▶ Task statement:
Pictures do not belong in the copy; restate the records below word for word.
★ ★ ★
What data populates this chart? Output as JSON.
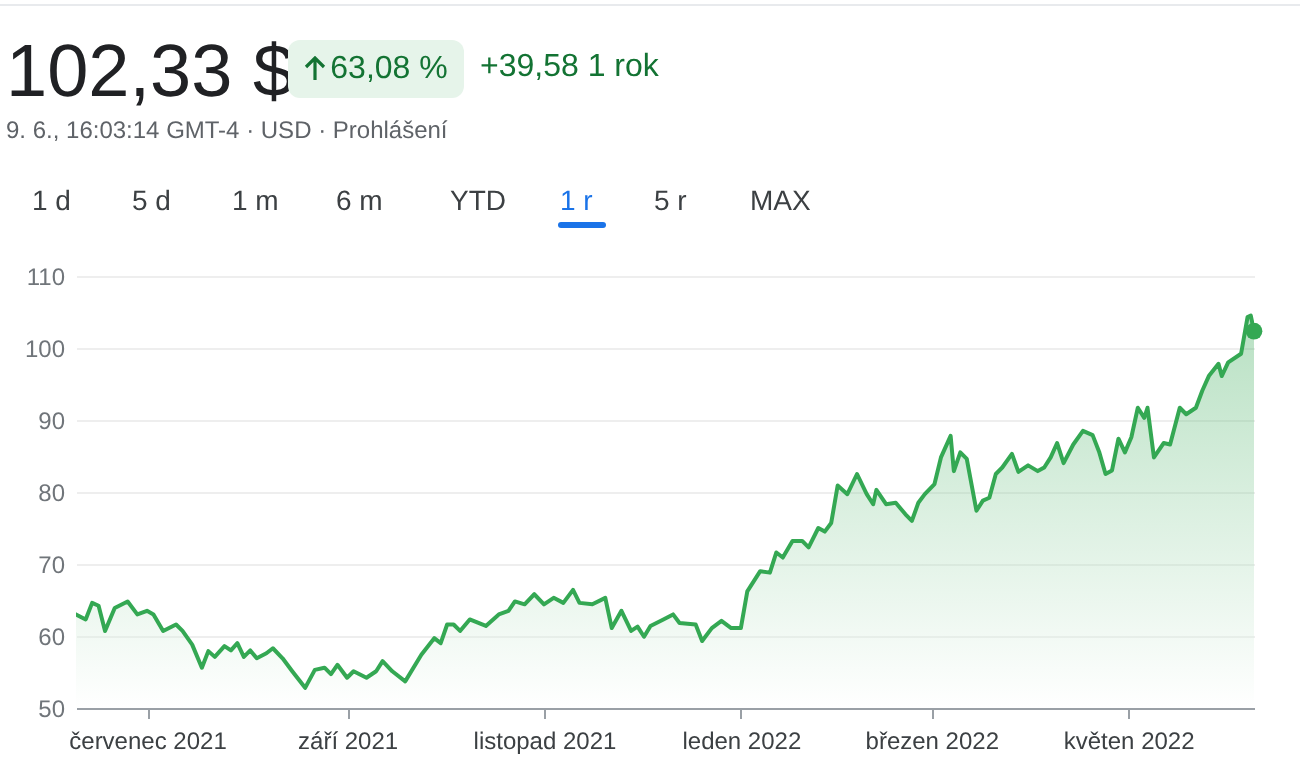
{
  "chart_data": {
    "type": "area",
    "title": "102,33 $",
    "annotations": [
      "63,08 %",
      "+39,58 1 rok",
      "9. 6., 16:03:14 GMT-4 · USD · Prohlášení",
      "1 d",
      "5 d",
      "1 m",
      "6 m",
      "YTD",
      "1 r",
      "5 r",
      "MAX"
    ],
    "x": [
      "2021-06-09",
      "2021-06-12",
      "2021-06-14",
      "2021-06-16",
      "2021-06-18",
      "2021-06-21",
      "2021-06-25",
      "2021-06-28",
      "2021-07-01",
      "2021-07-03",
      "2021-07-06",
      "2021-07-10",
      "2021-07-12",
      "2021-07-15",
      "2021-07-18",
      "2021-07-20",
      "2021-07-22",
      "2021-07-25",
      "2021-07-27",
      "2021-07-29",
      "2021-07-31",
      "2021-08-02",
      "2021-08-04",
      "2021-08-07",
      "2021-08-09",
      "2021-08-12",
      "2021-08-15",
      "2021-08-19",
      "2021-08-22",
      "2021-08-25",
      "2021-08-27",
      "2021-08-29",
      "2021-09-01",
      "2021-09-03",
      "2021-09-07",
      "2021-09-10",
      "2021-09-12",
      "2021-09-15",
      "2021-09-19",
      "2021-09-24",
      "2021-09-28",
      "2021-09-30",
      "2021-10-02",
      "2021-10-04",
      "2021-10-06",
      "2021-10-09",
      "2021-10-14",
      "2021-10-18",
      "2021-10-21",
      "2021-10-23",
      "2021-10-26",
      "2021-10-29",
      "2021-11-01",
      "2021-11-04",
      "2021-11-07",
      "2021-11-10",
      "2021-11-12",
      "2021-11-16",
      "2021-11-20",
      "2021-11-22",
      "2021-11-25",
      "2021-11-28",
      "2021-11-30",
      "2021-12-02",
      "2021-12-04",
      "2021-12-08",
      "2021-12-11",
      "2021-12-13",
      "2021-12-18",
      "2021-12-20",
      "2021-12-23",
      "2021-12-26",
      "2021-12-29",
      "2022-01-01",
      "2022-01-03",
      "2022-01-07",
      "2022-01-10",
      "2022-01-12",
      "2022-01-14",
      "2022-01-17",
      "2022-01-20",
      "2022-01-22",
      "2022-01-25",
      "2022-01-27",
      "2022-01-29",
      "2022-01-31",
      "2022-02-03",
      "2022-02-06",
      "2022-02-09",
      "2022-02-11",
      "2022-02-12",
      "2022-02-15",
      "2022-02-18",
      "2022-02-21",
      "2022-02-23",
      "2022-02-25",
      "2022-02-27",
      "2022-03-02",
      "2022-03-04",
      "2022-03-07",
      "2022-03-08",
      "2022-03-10",
      "2022-03-12",
      "2022-03-15",
      "2022-03-17",
      "2022-03-19",
      "2022-03-21",
      "2022-03-23",
      "2022-03-26",
      "2022-03-28",
      "2022-03-31",
      "2022-04-03",
      "2022-04-05",
      "2022-04-07",
      "2022-04-09",
      "2022-04-11",
      "2022-04-14",
      "2022-04-17",
      "2022-04-20",
      "2022-04-22",
      "2022-04-24",
      "2022-04-26",
      "2022-04-28",
      "2022-04-30",
      "2022-05-02",
      "2022-05-04",
      "2022-05-06",
      "2022-05-07",
      "2022-05-09",
      "2022-05-12",
      "2022-05-14",
      "2022-05-17",
      "2022-05-19",
      "2022-05-22",
      "2022-05-24",
      "2022-05-26",
      "2022-05-29",
      "2022-05-30",
      "2022-06-01",
      "2022-06-05",
      "2022-06-07",
      "2022-06-08",
      "2022-06-09"
    ],
    "series": [
      {
        "color": "#34a853",
        "values": [
          63.0,
          62.3,
          64.6,
          64.2,
          60.7,
          63.9,
          64.8,
          63.0,
          63.5,
          63.0,
          60.7,
          61.6,
          60.7,
          58.8,
          55.6,
          57.9,
          57.1,
          58.6,
          58.0,
          59.0,
          57.1,
          58.0,
          56.9,
          57.6,
          58.3,
          56.9,
          55.1,
          52.8,
          55.3,
          55.6,
          54.7,
          56.0,
          54.2,
          55.1,
          54.2,
          55.1,
          56.5,
          55.1,
          53.7,
          57.4,
          59.7,
          59.0,
          61.6,
          61.6,
          60.7,
          62.3,
          61.4,
          63.0,
          63.5,
          64.8,
          64.4,
          65.8,
          64.4,
          65.3,
          64.6,
          66.4,
          64.6,
          64.4,
          65.3,
          61.1,
          63.5,
          60.7,
          61.3,
          59.9,
          61.4,
          62.3,
          63.0,
          61.8,
          61.6,
          59.3,
          61.1,
          62.1,
          61.1,
          61.1,
          66.2,
          69.0,
          68.8,
          71.6,
          70.9,
          73.2,
          73.2,
          72.3,
          75.0,
          74.5,
          75.7,
          80.9,
          79.7,
          82.5,
          79.7,
          78.3,
          80.3,
          78.3,
          78.5,
          76.9,
          76.0,
          78.5,
          79.7,
          81.1,
          84.8,
          87.8,
          82.9,
          85.5,
          84.6,
          77.4,
          78.8,
          79.2,
          82.5,
          83.4,
          85.3,
          82.8,
          83.7,
          82.9,
          83.4,
          84.8,
          86.8,
          84.0,
          86.6,
          88.5,
          87.9,
          85.6,
          82.5,
          83.0,
          87.4,
          85.5,
          87.6,
          91.7,
          90.3,
          91.7,
          84.8,
          86.8,
          86.6,
          91.7,
          90.8,
          91.7,
          94.1,
          96.1,
          97.8,
          96.1,
          98.0,
          99.2,
          104.3,
          104.5,
          102.33
        ]
      }
    ],
    "xlim": [
      "2021-06-09",
      "2022-06-09"
    ],
    "xticks": [
      {
        "value": "2021-07-01",
        "label": "červenec 2021"
      },
      {
        "value": "2021-09-01",
        "label": "září 2021"
      },
      {
        "value": "2021-11-01",
        "label": "listopad 2021"
      },
      {
        "value": "2022-01-01",
        "label": "leden 2022"
      },
      {
        "value": "2022-03-01",
        "label": "březen 2022"
      },
      {
        "value": "2022-05-01",
        "label": "květen 2022"
      }
    ],
    "ylim": [
      50,
      110
    ],
    "yticks": [
      50,
      60,
      70,
      80,
      90,
      100,
      110
    ],
    "grid": "y"
  }
}
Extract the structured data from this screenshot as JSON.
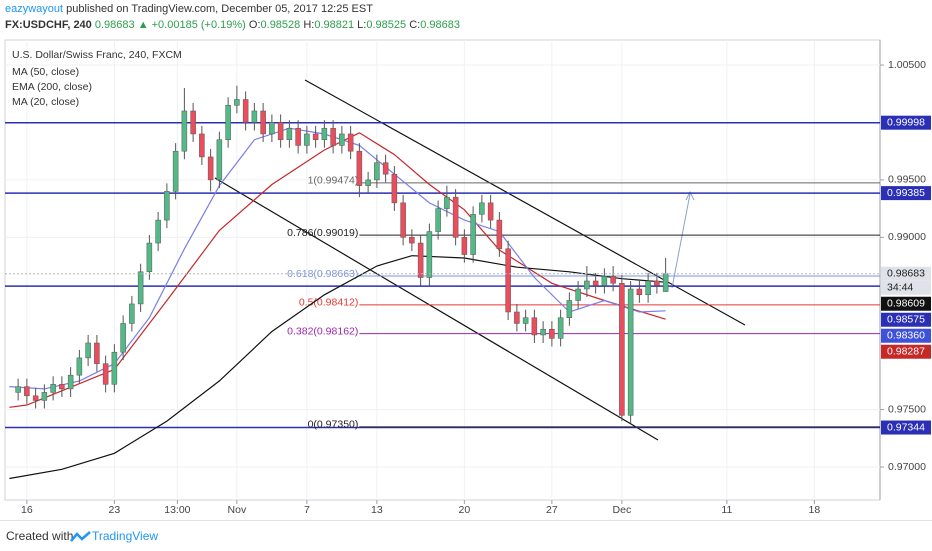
★ ★ ★
▶ Task result:
What data populates this chart? Output as JSON.
{
  "chart_data": {
    "type": "area",
    "title": "102,33 $",
    "annotations": [
      "63,08 %",
      "+39,58 1 rok",
      "9. 6., 16:03:14 GMT-4 · USD · Prohlášení",
      "1 d",
      "5 d",
      "1 m",
      "6 m",
      "YTD",
      "1 r",
      "5 r",
      "MAX"
    ],
    "x": [
      "2021-06-09",
      "2021-06-12",
      "2021-06-14",
      "2021-06-16",
      "2021-06-18",
      "2021-06-21",
      "2021-06-25",
      "2021-06-28",
      "2021-07-01",
      "2021-07-03",
      "2021-07-06",
      "2021-07-10",
      "2021-07-12",
      "2021-07-15",
      "2021-07-18",
      "2021-07-20",
      "2021-07-22",
      "2021-07-25",
      "2021-07-27",
      "2021-07-29",
      "2021-07-31",
      "2021-08-02",
      "2021-08-04",
      "2021-08-07",
      "2021-08-09",
      "2021-08-12",
      "2021-08-15",
      "2021-08-19",
      "2021-08-22",
      "2021-08-25",
      "2021-08-27",
      "2021-08-29",
      "2021-09-01",
      "2021-09-03",
      "2021-09-07",
      "2021-09-10",
      "2021-09-12",
      "2021-09-15",
      "2021-09-19",
      "2021-09-24",
      "2021-09-28",
      "2021-09-30",
      "2021-10-02",
      "2021-10-04",
      "2021-10-06",
      "2021-10-09",
      "2021-10-14",
      "2021-10-18",
      "2021-10-21",
      "2021-10-23",
      "2021-10-26",
      "2021-10-29",
      "2021-11-01",
      "2021-11-04",
      "2021-11-07",
      "2021-11-10",
      "2021-11-12",
      "2021-11-16",
      "2021-11-20",
      "2021-11-22",
      "2021-11-25",
      "2021-11-28",
      "2021-11-30",
      "2021-12-02",
      "2021-12-04",
      "2021-12-08",
      "2021-12-11",
      "2021-12-13",
      "2021-12-18",
      "2021-12-20",
      "2021-12-23",
      "2021-12-26",
      "2021-12-29",
      "2022-01-01",
      "2022-01-03",
      "2022-01-07",
      "2022-01-10",
      "2022-01-12",
      "2022-01-14",
      "2022-01-17",
      "2022-01-20",
      "2022-01-22",
      "2022-01-25",
      "2022-01-27",
      "2022-01-29",
      "2022-01-31",
      "2022-02-03",
      "2022-02-06",
      "2022-02-09",
      "2022-02-11",
      "2022-02-12",
      "2022-02-15",
      "2022-02-18",
      "2022-02-21",
      "2022-02-23",
      "2022-02-25",
      "2022-02-27",
      "2022-03-02",
      "2022-03-04",
      "2022-03-07",
      "2022-03-08",
      "2022-03-10",
      "2022-03-12",
      "2022-03-15",
      "2022-03-17",
      "2022-03-19",
      "2022-03-21",
      "2022-03-23",
      "2022-03-26",
      "2022-03-28",
      "2022-03-31",
      "2022-04-03",
      "2022-04-05",
      "2022-04-07",
      "2022-04-09",
      "2022-04-11",
      "2022-04-14",
      "2022-04-17",
      "2022-04-20",
      "2022-04-22",
      "2022-04-24",
      "2022-04-26",
      "2022-04-28",
      "2022-04-30",
      "2022-05-02",
      "2022-05-04",
      "2022-05-06",
      "2022-05-07",
      "2022-05-09",
      "2022-05-12",
      "2022-05-14",
      "2022-05-17",
      "2022-05-19",
      "2022-05-22",
      "2022-05-24",
      "2022-05-26",
      "2022-05-29",
      "2022-05-30",
      "2022-06-01",
      "2022-06-05",
      "2022-06-07",
      "2022-06-08",
      "2022-06-09"
    ],
    "series": [
      {
        "color": "#34a853",
        "values": [
          63.0,
          62.3,
          64.6,
          64.2,
          60.7,
          63.9,
          64.8,
          63.0,
          63.5,
          63.0,
          60.7,
          61.6,
          60.7,
          58.8,
          55.6,
          57.9,
          57.1,
          58.6,
          58.0,
          59.0,
          57.1,
          58.0,
          56.9,
          57.6,
          58.3,
          56.9,
          55.1,
          52.8,
          55.3,
          55.6,
          54.7,
          56.0,
          54.2,
          55.1,
          54.2,
          55.1,
          56.5,
          55.1,
          53.7,
          57.4,
          59.7,
          59.0,
          61.6,
          61.6,
          60.7,
          62.3,
          61.4,
          63.0,
          63.5,
          64.8,
          64.4,
          65.8,
          64.4,
          65.3,
          64.6,
          66.4,
          64.6,
          64.4,
          65.3,
          61.1,
          63.5,
          60.7,
          61.3,
          59.9,
          61.4,
          62.3,
          63.0,
          61.8,
          61.6,
          59.3,
          61.1,
          62.1,
          61.1,
          61.1,
          66.2,
          69.0,
          68.8,
          71.6,
          70.9,
          73.2,
          73.2,
          72.3,
          75.0,
          74.5,
          75.7,
          80.9,
          79.7,
          82.5,
          79.7,
          78.3,
          80.3,
          78.3,
          78.5,
          76.9,
          76.0,
          78.5,
          79.7,
          81.1,
          84.8,
          87.8,
          82.9,
          85.5,
          84.6,
          77.4,
          78.8,
          79.2,
          82.5,
          83.4,
          85.3,
          82.8,
          83.7,
          82.9,
          83.4,
          84.8,
          86.8,
          84.0,
          86.6,
          88.5,
          87.9,
          85.6,
          82.5,
          83.0,
          87.4,
          85.5,
          87.6,
          91.7,
          90.3,
          91.7,
          84.8,
          86.8,
          86.6,
          91.7,
          90.8,
          91.7,
          94.1,
          96.1,
          97.8,
          96.1,
          98.0,
          99.2,
          104.3,
          104.5,
          102.33
        ]
      }
    ],
    "xlim": [
      "2021-06-09",
      "2022-06-09"
    ],
    "xticks": [
      {
        "value": "2021-07-01",
        "label": "červenec 2021"
      },
      {
        "value": "2021-09-01",
        "label": "září 2021"
      },
      {
        "value": "2021-11-01",
        "label": "listopad 2021"
      },
      {
        "value": "2022-01-01",
        "label": "leden 2022"
      },
      {
        "value": "2022-03-01",
        "label": "březen 2022"
      },
      {
        "value": "2022-05-01",
        "label": "květen 2022"
      }
    ],
    "ylim": [
      50,
      110
    ],
    "yticks": [
      50,
      60,
      70,
      80,
      90,
      100,
      110
    ],
    "grid": "y"
  }
}
Extract the structured data from this screenshot as JSON.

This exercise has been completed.